What you should do: All pictures must be dropped, while the entries are given again word for word.

Dataset excerpts:
== Segment start ==

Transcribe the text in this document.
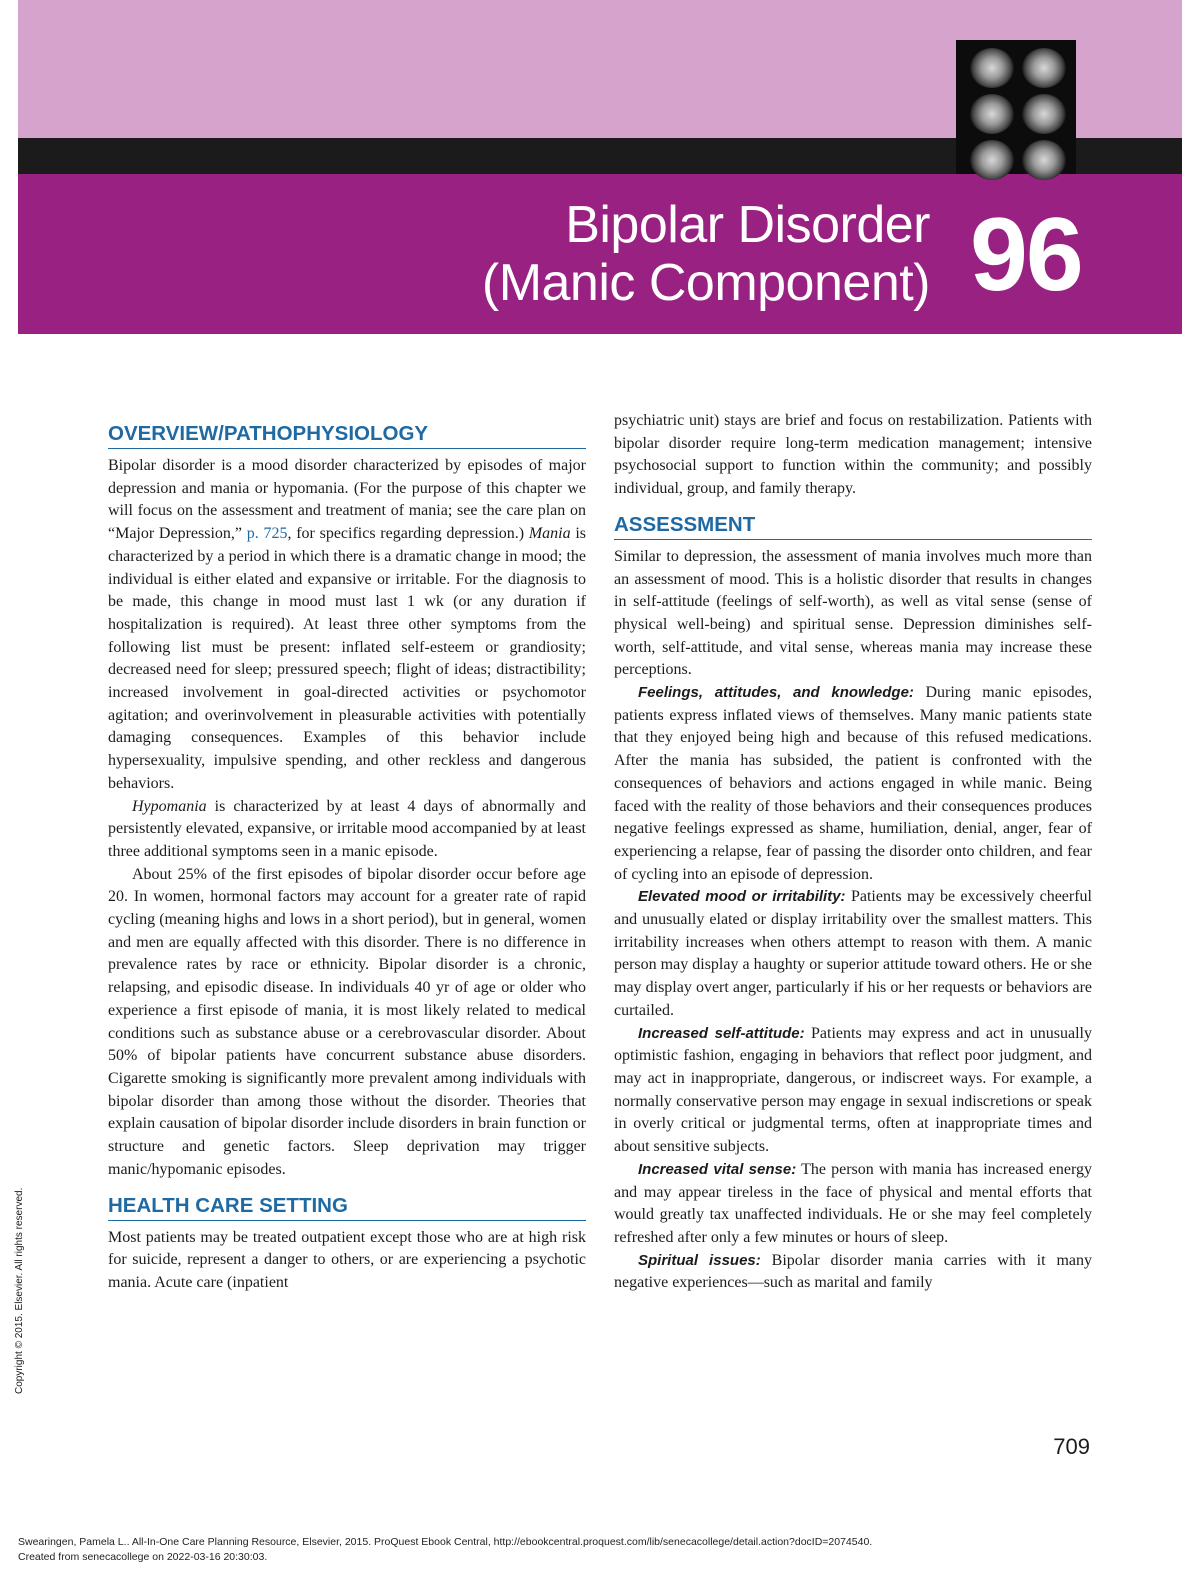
Bipolar Disorder
(Manic Component) 96
OVERVIEW/PATHOPHYSIOLOGY

Bipolar disorder is a mood disorder characterized by episodes of major depression and mania or hypomania. (For the purpose of this chapter we will focus on the assessment and treatment of mania; see the care plan on “Major Depression,” p. 725, for specifics regarding depression.) Mania is characterized by a period in which there is a dramatic change in mood; the individual is either elated and expansive or irritable. For the diagnosis to be made, this change in mood must last 1 wk (or any duration if hospitalization is required). At least three other symptoms from the following list must be present: inflated self-esteem or grandiosity; decreased need for sleep; pressured speech; flight of ideas; distractibility; increased involvement in goal-directed activities or psychomotor agitation; and overinvolvement in pleasurable activities with potentially damaging consequences. Examples of this behavior include hypersexuality, impulsive spending, and other reckless and dangerous behaviors.

Hypomania is characterized by at least 4 days of abnormally and persistently elevated, expansive, or irritable mood accompanied by at least three additional symptoms seen in a manic episode.

About 25% of the first episodes of bipolar disorder occur before age 20. In women, hormonal factors may account for a greater rate of rapid cycling (meaning highs and lows in a short period), but in general, women and men are equally affected with this disorder. There is no difference in prevalence rates by race or ethnicity. Bipolar disorder is a chronic, relapsing, and episodic disease. In individuals 40 yr of age or older who experience a first episode of mania, it is most likely related to medical conditions such as substance abuse or a cerebrovascular disorder. About 50% of bipolar patients have concurrent substance abuse disorders. Cigarette smoking is significantly more prevalent among individuals with bipolar disorder than among those without the disorder. Theories that explain causation of bipolar disorder include disorders in brain function or structure and genetic factors. Sleep deprivation may trigger manic/hypomanic episodes.

HEALTH CARE SETTING

Most patients may be treated outpatient except those who are at high risk for suicide, represent a danger to others, or are experiencing a psychotic mania. Acute care (inpatient

psychiatric unit) stays are brief and focus on restabilization. Patients with bipolar disorder require long-term medication management; intensive psychosocial support to function within the community; and possibly individual, group, and family therapy.

ASSESSMENT

Similar to depression, the assessment of mania involves much more than an assessment of mood. This is a holistic disorder that results in changes in self-attitude (feelings of self-worth), as well as vital sense (sense of physical well-being) and spiritual sense. Depression diminishes self-worth, self-attitude, and vital sense, whereas mania may increase these perceptions.

Feelings, attitudes, and knowledge: During manic episodes, patients express inflated views of themselves. Many manic patients state that they enjoyed being high and because of this refused medications. After the mania has subsided, the patient is confronted with the consequences of behaviors and actions engaged in while manic. Being faced with the reality of those behaviors and their consequences produces negative feelings expressed as shame, humiliation, denial, anger, fear of experiencing a relapse, fear of passing the disorder onto children, and fear of cycling into an episode of depression.

Elevated mood or irritability: Patients may be excessively cheerful and unusually elated or display irritability over the smallest matters. This irritability increases when others attempt to reason with them. A manic person may display a haughty or superior attitude toward others. He or she may display overt anger, particularly if his or her requests or behaviors are curtailed.

Increased self-attitude: Patients may express and act in unusually optimistic fashion, engaging in behaviors that reflect poor judgment, and may act in inappropriate, dangerous, or indiscreet ways. For example, a normally conservative person may engage in sexual indiscretions or speak in overly critical or judgmental terms, often at inappropriate times and about sensitive subjects.

Increased vital sense: The person with mania has increased energy and may appear tireless in the face of physical and mental efforts that would greatly tax unaffected individuals. He or she may feel completely refreshed after only a few minutes or hours of sleep.

Spiritual issues: Bipolar disorder mania carries with it many negative experiences—such as marital and family

709
Copyright © 2015. Elsevier. All rights reserved.
Swearingen, Pamela L.. All-In-One Care Planning Resource, Elsevier, 2015. ProQuest Ebook Central, http://ebookcentral.proquest.com/lib/senecacollege/detail.action?docID=2074540.
Created from senecacollege on 2022-03-16 20:30:03.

== Segment end ==

Written answer:
Transcribe the text in this document.
Bipolar Disorder
(Manic Component) 96
OVERVIEW/PATHOPHYSIOLOGY

Bipolar disorder is a mood disorder characterized by episodes of major depression and mania or hypomania. (For the purpose of this chapter we will focus on the assessment and treatment of mania; see the care plan on “Major Depression,” p. 725, for specifics regarding depression.) Mania is characterized by a period in which there is a dramatic change in mood; the individual is either elated and expansive or irritable. For the diagnosis to be made, this change in mood must last 1 wk (or any duration if hospitalization is required). At least three other symptoms from the following list must be present: inflated self-esteem or grandiosity; decreased need for sleep; pressured speech; flight of ideas; distractibility; increased involvement in goal-directed activities or psychomotor agitation; and overinvolvement in pleasurable activities with potentially damaging consequences. Examples of this behavior include hypersexuality, impulsive spending, and other reckless and dangerous behaviors.

Hypomania is characterized by at least 4 days of abnormally and persistently elevated, expansive, or irritable mood accompanied by at least three additional symptoms seen in a manic episode.

About 25% of the first episodes of bipolar disorder occur before age 20. In women, hormonal factors may account for a greater rate of rapid cycling (meaning highs and lows in a short period), but in general, women and men are equally affected with this disorder. There is no difference in prevalence rates by race or ethnicity. Bipolar disorder is a chronic, relapsing, and episodic disease. In individuals 40 yr of age or older who experience a first episode of mania, it is most likely related to medical conditions such as substance abuse or a cerebrovascular disorder. About 50% of bipolar patients have concurrent substance abuse disorders. Cigarette smoking is significantly more prevalent among individuals with bipolar disorder than among those without the disorder. Theories that explain causation of bipolar disorder include disorders in brain function or structure and genetic factors. Sleep deprivation may trigger manic/hypomanic episodes.

HEALTH CARE SETTING

Most patients may be treated outpatient except those who are at high risk for suicide, represent a danger to others, or are experiencing a psychotic mania. Acute care (inpatient

psychiatric unit) stays are brief and focus on restabilization. Patients with bipolar disorder require long-term medication management; intensive psychosocial support to function within the community; and possibly individual, group, and family therapy.

ASSESSMENT

Similar to depression, the assessment of mania involves much more than an assessment of mood. This is a holistic disorder that results in changes in self-attitude (feelings of self-worth), as well as vital sense (sense of physical well-being) and spiritual sense. Depression diminishes self-worth, self-attitude, and vital sense, whereas mania may increase these perceptions.

Feelings, attitudes, and knowledge: During manic episodes, patients express inflated views of themselves. Many manic patients state that they enjoyed being high and because of this refused medications. After the mania has subsided, the patient is confronted with the consequences of behaviors and actions engaged in while manic. Being faced with the reality of those behaviors and their consequences produces negative feelings expressed as shame, humiliation, denial, anger, fear of experiencing a relapse, fear of passing the disorder onto children, and fear of cycling into an episode of depression.

Elevated mood or irritability: Patients may be excessively cheerful and unusually elated or display irritability over the smallest matters. This irritability increases when others attempt to reason with them. A manic person may display a haughty or superior attitude toward others. He or she may display overt anger, particularly if his or her requests or behaviors are curtailed.

Increased self-attitude: Patients may express and act in unusually optimistic fashion, engaging in behaviors that reflect poor judgment, and may act in inappropriate, dangerous, or indiscreet ways. For example, a normally conservative person may engage in sexual indiscretions or speak in overly critical or judgmental terms, often at inappropriate times and about sensitive subjects.

Increased vital sense: The person with mania has increased energy and may appear tireless in the face of physical and mental efforts that would greatly tax unaffected individuals. He or she may feel completely refreshed after only a few minutes or hours of sleep.

Spiritual issues: Bipolar disorder mania carries with it many negative experiences—such as marital and family

709
Copyright © 2015. Elsevier. All rights reserved.
Swearingen, Pamela L.. All-In-One Care Planning Resource, Elsevier, 2015. ProQuest Ebook Central, http://ebookcentral.proquest.com/lib/senecacollege/detail.action?docID=2074540.
Created from senecacollege on 2022-03-16 20:30:03.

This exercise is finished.